::: ENTRIES PROVIDED

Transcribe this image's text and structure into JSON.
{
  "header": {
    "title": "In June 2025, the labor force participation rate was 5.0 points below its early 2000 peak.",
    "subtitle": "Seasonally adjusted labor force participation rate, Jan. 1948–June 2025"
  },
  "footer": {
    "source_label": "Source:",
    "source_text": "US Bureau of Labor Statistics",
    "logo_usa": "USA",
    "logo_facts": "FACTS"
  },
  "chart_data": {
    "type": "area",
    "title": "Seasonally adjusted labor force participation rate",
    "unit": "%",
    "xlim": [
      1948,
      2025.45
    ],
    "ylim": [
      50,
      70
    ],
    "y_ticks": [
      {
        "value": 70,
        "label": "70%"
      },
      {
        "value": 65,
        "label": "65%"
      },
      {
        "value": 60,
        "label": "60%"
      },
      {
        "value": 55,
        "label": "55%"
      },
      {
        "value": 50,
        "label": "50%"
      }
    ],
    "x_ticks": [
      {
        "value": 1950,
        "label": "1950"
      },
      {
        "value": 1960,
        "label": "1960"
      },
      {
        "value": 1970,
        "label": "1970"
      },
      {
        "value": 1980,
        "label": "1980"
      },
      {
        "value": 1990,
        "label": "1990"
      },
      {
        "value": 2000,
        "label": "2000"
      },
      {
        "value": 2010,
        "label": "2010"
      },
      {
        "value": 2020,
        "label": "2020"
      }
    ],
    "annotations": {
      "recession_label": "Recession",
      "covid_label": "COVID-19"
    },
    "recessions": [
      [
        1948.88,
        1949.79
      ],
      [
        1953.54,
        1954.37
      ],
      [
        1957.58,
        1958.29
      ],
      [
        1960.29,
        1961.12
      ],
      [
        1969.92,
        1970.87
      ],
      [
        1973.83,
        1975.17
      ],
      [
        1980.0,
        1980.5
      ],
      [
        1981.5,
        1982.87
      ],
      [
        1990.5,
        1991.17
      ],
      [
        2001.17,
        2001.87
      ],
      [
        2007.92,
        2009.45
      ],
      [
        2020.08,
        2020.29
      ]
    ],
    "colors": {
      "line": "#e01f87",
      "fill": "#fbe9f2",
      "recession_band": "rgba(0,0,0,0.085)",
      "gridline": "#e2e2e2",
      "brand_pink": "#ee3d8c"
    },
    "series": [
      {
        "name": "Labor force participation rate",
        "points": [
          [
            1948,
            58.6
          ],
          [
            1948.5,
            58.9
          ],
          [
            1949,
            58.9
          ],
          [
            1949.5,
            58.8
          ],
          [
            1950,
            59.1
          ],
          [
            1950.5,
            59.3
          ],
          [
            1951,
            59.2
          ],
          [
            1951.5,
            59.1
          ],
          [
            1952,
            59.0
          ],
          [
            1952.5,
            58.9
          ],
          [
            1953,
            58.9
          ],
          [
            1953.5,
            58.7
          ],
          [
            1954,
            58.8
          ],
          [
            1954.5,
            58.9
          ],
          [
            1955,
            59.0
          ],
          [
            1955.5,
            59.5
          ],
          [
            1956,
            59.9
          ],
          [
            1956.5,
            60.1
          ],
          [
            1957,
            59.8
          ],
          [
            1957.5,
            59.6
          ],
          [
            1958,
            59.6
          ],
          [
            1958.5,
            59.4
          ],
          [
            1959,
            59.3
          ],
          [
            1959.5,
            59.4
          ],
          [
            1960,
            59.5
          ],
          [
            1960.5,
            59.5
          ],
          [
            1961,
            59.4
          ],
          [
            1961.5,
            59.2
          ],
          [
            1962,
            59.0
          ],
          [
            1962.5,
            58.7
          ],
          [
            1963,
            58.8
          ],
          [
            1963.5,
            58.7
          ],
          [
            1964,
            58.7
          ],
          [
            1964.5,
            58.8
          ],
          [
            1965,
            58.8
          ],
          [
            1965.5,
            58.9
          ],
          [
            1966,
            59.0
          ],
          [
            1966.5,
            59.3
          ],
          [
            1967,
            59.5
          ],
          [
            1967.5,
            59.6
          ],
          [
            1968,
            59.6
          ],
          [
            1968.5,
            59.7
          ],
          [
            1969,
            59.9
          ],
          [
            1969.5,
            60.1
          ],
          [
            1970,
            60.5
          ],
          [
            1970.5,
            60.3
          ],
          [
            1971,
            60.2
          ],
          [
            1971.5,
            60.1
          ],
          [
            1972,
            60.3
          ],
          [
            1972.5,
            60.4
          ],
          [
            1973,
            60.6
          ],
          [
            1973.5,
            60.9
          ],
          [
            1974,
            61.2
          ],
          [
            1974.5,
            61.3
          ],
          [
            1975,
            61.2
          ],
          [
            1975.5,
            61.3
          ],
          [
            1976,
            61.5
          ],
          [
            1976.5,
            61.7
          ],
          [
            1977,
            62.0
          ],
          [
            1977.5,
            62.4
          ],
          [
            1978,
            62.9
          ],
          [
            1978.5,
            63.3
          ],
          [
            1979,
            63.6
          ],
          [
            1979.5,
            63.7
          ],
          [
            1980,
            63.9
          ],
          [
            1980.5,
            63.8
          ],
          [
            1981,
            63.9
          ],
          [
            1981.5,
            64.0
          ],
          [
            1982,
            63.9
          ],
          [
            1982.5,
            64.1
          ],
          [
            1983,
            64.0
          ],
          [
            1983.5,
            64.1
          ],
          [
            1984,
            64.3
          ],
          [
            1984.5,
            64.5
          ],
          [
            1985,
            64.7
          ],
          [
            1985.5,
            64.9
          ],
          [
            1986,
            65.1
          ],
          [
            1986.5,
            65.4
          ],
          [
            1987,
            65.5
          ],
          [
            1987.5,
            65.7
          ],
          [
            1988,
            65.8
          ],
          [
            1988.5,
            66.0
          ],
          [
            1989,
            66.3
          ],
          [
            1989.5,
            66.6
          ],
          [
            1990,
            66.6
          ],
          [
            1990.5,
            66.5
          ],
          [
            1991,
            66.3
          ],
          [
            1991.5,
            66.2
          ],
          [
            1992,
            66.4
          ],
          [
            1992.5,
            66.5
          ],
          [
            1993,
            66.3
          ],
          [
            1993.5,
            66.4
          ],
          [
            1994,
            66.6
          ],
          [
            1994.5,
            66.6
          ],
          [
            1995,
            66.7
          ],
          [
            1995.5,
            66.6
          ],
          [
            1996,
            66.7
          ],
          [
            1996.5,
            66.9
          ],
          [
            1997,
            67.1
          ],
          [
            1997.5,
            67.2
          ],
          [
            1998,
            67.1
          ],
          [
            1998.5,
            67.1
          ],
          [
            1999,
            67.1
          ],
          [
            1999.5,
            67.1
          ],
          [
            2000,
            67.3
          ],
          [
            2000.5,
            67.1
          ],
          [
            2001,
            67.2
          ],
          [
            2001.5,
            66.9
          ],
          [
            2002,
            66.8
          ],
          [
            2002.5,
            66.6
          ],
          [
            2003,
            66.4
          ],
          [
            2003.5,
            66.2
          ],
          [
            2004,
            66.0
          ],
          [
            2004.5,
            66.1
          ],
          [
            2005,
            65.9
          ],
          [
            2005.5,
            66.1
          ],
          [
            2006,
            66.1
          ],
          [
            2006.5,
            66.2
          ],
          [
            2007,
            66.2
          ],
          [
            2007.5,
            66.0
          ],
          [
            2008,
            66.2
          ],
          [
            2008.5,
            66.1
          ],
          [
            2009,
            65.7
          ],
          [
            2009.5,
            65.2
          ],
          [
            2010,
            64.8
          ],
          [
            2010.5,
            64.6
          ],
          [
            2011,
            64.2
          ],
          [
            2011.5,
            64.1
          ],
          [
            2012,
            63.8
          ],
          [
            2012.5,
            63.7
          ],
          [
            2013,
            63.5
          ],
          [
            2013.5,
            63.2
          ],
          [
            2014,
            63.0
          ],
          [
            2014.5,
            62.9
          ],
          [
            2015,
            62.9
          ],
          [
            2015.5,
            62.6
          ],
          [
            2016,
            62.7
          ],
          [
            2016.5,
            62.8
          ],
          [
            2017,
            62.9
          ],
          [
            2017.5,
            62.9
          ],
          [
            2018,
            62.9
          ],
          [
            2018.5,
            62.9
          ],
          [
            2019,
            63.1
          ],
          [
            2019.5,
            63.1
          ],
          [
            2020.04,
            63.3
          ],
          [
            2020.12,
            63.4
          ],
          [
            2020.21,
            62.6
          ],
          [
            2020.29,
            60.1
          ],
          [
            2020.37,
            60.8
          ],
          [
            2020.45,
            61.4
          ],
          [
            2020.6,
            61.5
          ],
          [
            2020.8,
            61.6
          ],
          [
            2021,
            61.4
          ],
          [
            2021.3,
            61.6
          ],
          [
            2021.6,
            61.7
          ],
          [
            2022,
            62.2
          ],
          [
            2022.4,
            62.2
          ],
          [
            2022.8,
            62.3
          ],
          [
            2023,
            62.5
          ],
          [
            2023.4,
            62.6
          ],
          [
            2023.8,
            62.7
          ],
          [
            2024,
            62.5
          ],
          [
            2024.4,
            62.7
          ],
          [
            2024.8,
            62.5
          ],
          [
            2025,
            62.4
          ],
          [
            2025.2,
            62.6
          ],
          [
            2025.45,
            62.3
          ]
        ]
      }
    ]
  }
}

::::::

→ REQUIREMENT
Find the word "force" in the data and show each line that holds it.

→ TASK SOLUTION
    "title": "In June 2025, the labor force participation rate was 5.0 points below its early 2000 peak.",
    "subtitle": "Seasonally adjusted labor force participation rate, Jan. 1948–June 2025"
    "title": "Seasonally adjusted labor force participation rate",
        "name": "Labor force participation rate",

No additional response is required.